* start Records for this task *

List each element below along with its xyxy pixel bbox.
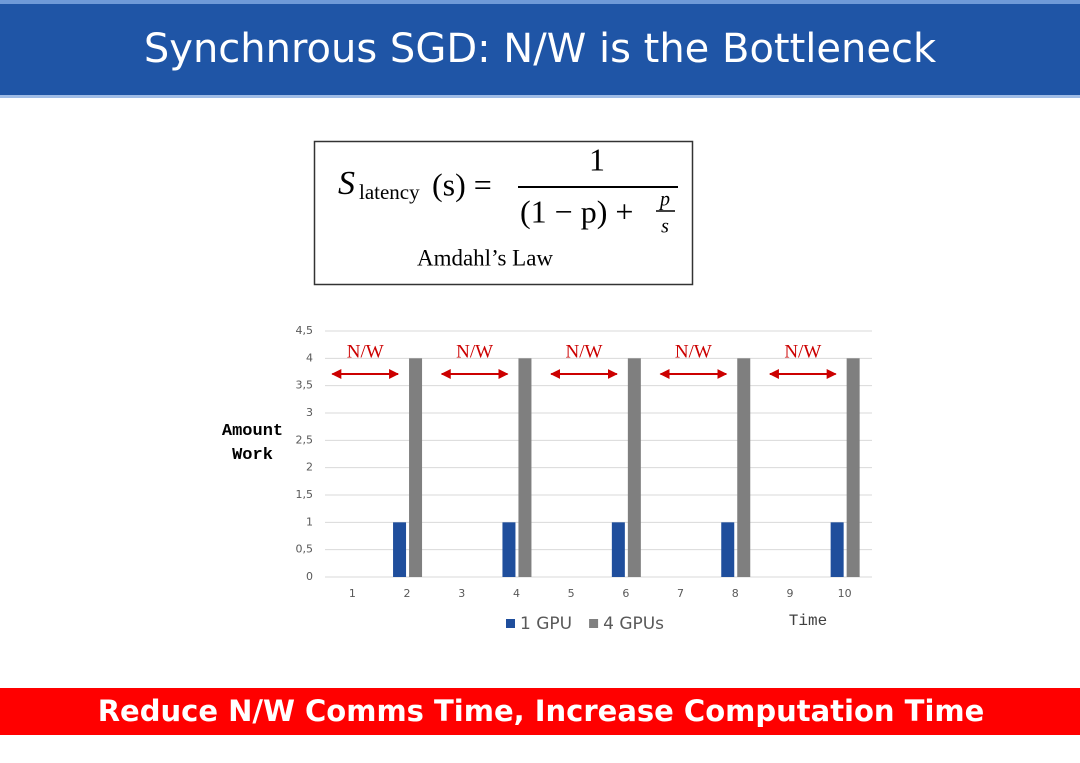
x-tick-label: 4 bbox=[513, 587, 520, 600]
legend-label: 4 GPUs bbox=[603, 614, 664, 634]
y-tick-label: 3,5 bbox=[296, 379, 314, 392]
formula-numerator: 1 bbox=[589, 141, 605, 177]
x-tick-label: 8 bbox=[732, 587, 739, 600]
legend-swatch bbox=[506, 619, 515, 628]
y-tick-label: 1,5 bbox=[296, 488, 314, 501]
title-bar bbox=[0, 0, 1080, 97]
formula-caption: Amdahl’s Law bbox=[417, 245, 553, 270]
annotation: N/W bbox=[566, 341, 603, 362]
y-tick-label: 0,5 bbox=[296, 543, 314, 556]
x-tick-label: 3 bbox=[458, 587, 465, 600]
formula-argument: (s) = bbox=[432, 166, 492, 202]
bar bbox=[737, 358, 751, 577]
bar bbox=[409, 358, 423, 577]
legend-swatch bbox=[589, 619, 599, 628]
chart: 0 0,5 1 1,5 2 2,5 3 3,5 4 4,5 1 2 3 4 5 6 7 8 9 10 N/W N/W N/W… bbox=[296, 324, 872, 634]
y-tick-label: 4,5 bbox=[296, 324, 314, 337]
slide-title: Synchnrous SGD: N/W is the Bottleneck bbox=[144, 26, 937, 72]
bar bbox=[518, 358, 532, 577]
bar bbox=[393, 522, 407, 577]
x-tick-label: 7 bbox=[677, 587, 684, 600]
x-tick-label: 9 bbox=[786, 587, 793, 600]
bar bbox=[846, 358, 860, 577]
y-tick-label: 2,5 bbox=[296, 433, 314, 446]
formula-inner-numerator: p bbox=[658, 189, 670, 211]
y-axis-label: Amount Work bbox=[221, 422, 284, 465]
y-tick-label: 4 bbox=[306, 351, 313, 364]
annotation: N/W bbox=[347, 341, 384, 362]
formula-subscript: latency bbox=[359, 180, 420, 204]
x-tick-label: 10 bbox=[838, 587, 852, 600]
annotation: N/W bbox=[456, 341, 493, 362]
bar bbox=[721, 522, 735, 577]
footer-text: Reduce N/W Comms Time, Increase Computat… bbox=[98, 694, 985, 728]
y-tick-label: 3 bbox=[306, 406, 313, 419]
footer-bar bbox=[0, 688, 1080, 735]
formula-box bbox=[313, 140, 694, 286]
bar bbox=[627, 358, 641, 577]
x-tick-label: 5 bbox=[568, 587, 575, 600]
formula-inner-denominator: s bbox=[661, 216, 669, 238]
x-tick-label: 1 bbox=[349, 587, 356, 600]
title-bar-edge bbox=[0, 0, 1080, 4]
title-bar-edge bbox=[0, 95, 1080, 98]
y-label-box: Amount Work bbox=[221, 422, 284, 465]
bar bbox=[502, 522, 516, 577]
x-tick-label: 2 bbox=[404, 587, 411, 600]
legend-label: 1 GPU bbox=[520, 614, 572, 634]
y-tick-label: 0 bbox=[306, 570, 313, 583]
annotation: N/W bbox=[784, 341, 821, 362]
bar bbox=[830, 522, 844, 577]
annotation: N/W bbox=[675, 341, 712, 362]
formula-denominator: (1 − p) + bbox=[520, 193, 633, 229]
x-axis-label: Time bbox=[789, 612, 827, 630]
formula-symbol: S bbox=[338, 165, 355, 202]
y-tick-label: 2 bbox=[306, 461, 313, 474]
x-tick-label: 6 bbox=[622, 587, 629, 600]
y-tick-label: 1 bbox=[306, 515, 313, 528]
bar bbox=[611, 522, 625, 577]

* end Records for this task *

The exercise: Copy every line of the records word for word, leaving out the pictures.

Correct answer:
List each element below along with its xyxy pixel bbox.
x-tick-label: 4 bbox=[513, 587, 520, 600]
legend-label: 4 GPUs bbox=[603, 614, 664, 634]
y-tick-label: 3,5 bbox=[296, 379, 314, 392]
formula-numerator: 1 bbox=[589, 141, 605, 177]
x-tick-label: 8 bbox=[732, 587, 739, 600]
legend-swatch bbox=[506, 619, 515, 628]
y-tick-label: 1,5 bbox=[296, 488, 314, 501]
title-bar bbox=[0, 0, 1080, 97]
formula-caption: Amdahl’s Law bbox=[417, 245, 553, 270]
annotation: N/W bbox=[566, 341, 603, 362]
y-tick-label: 0,5 bbox=[296, 543, 314, 556]
x-tick-label: 3 bbox=[458, 587, 465, 600]
formula-argument: (s) = bbox=[432, 166, 492, 202]
bar bbox=[737, 358, 751, 577]
bar bbox=[409, 358, 423, 577]
legend-swatch bbox=[589, 619, 599, 628]
chart: 0 0,5 1 1,5 2 2,5 3 3,5 4 4,5 1 2 3 4 5 6 7 8 9 10 N/W N/W N/W… bbox=[296, 324, 872, 634]
y-tick-label: 4,5 bbox=[296, 324, 314, 337]
slide-title: Synchnrous SGD: N/W is the Bottleneck bbox=[144, 26, 937, 72]
bar bbox=[518, 358, 532, 577]
bar bbox=[393, 522, 407, 577]
x-tick-label: 7 bbox=[677, 587, 684, 600]
x-tick-label: 9 bbox=[786, 587, 793, 600]
bar bbox=[846, 358, 860, 577]
y-tick-label: 2,5 bbox=[296, 433, 314, 446]
formula-inner-numerator: p bbox=[658, 189, 670, 211]
y-axis-label: Amount Work bbox=[221, 422, 284, 465]
y-tick-label: 4 bbox=[306, 351, 313, 364]
annotation: N/W bbox=[347, 341, 384, 362]
formula-subscript: latency bbox=[359, 180, 420, 204]
x-tick-label: 10 bbox=[838, 587, 852, 600]
annotation: N/W bbox=[456, 341, 493, 362]
bar bbox=[721, 522, 735, 577]
footer-text: Reduce N/W Comms Time, Increase Computat… bbox=[98, 694, 985, 728]
y-tick-label: 3 bbox=[306, 406, 313, 419]
footer-bar bbox=[0, 688, 1080, 735]
formula-box bbox=[313, 140, 694, 286]
bar bbox=[627, 358, 641, 577]
x-tick-label: 5 bbox=[568, 587, 575, 600]
formula-inner-denominator: s bbox=[661, 216, 669, 238]
x-tick-label: 1 bbox=[349, 587, 356, 600]
title-bar-edge bbox=[0, 0, 1080, 4]
title-bar-edge bbox=[0, 95, 1080, 98]
y-label-box: Amount Work bbox=[221, 422, 284, 465]
bar bbox=[502, 522, 516, 577]
x-tick-label: 2 bbox=[404, 587, 411, 600]
legend-label: 1 GPU bbox=[520, 614, 572, 634]
y-tick-label: 0 bbox=[306, 570, 313, 583]
annotation: N/W bbox=[784, 341, 821, 362]
bar bbox=[830, 522, 844, 577]
annotation: N/W bbox=[675, 341, 712, 362]
formula-denominator: (1 − p) + bbox=[520, 193, 633, 229]
x-axis-label: Time bbox=[789, 612, 827, 630]
formula-symbol: S bbox=[338, 165, 355, 202]
y-tick-label: 2 bbox=[306, 461, 313, 474]
x-tick-label: 6 bbox=[622, 587, 629, 600]
y-tick-label: 1 bbox=[306, 515, 313, 528]
bar bbox=[611, 522, 625, 577]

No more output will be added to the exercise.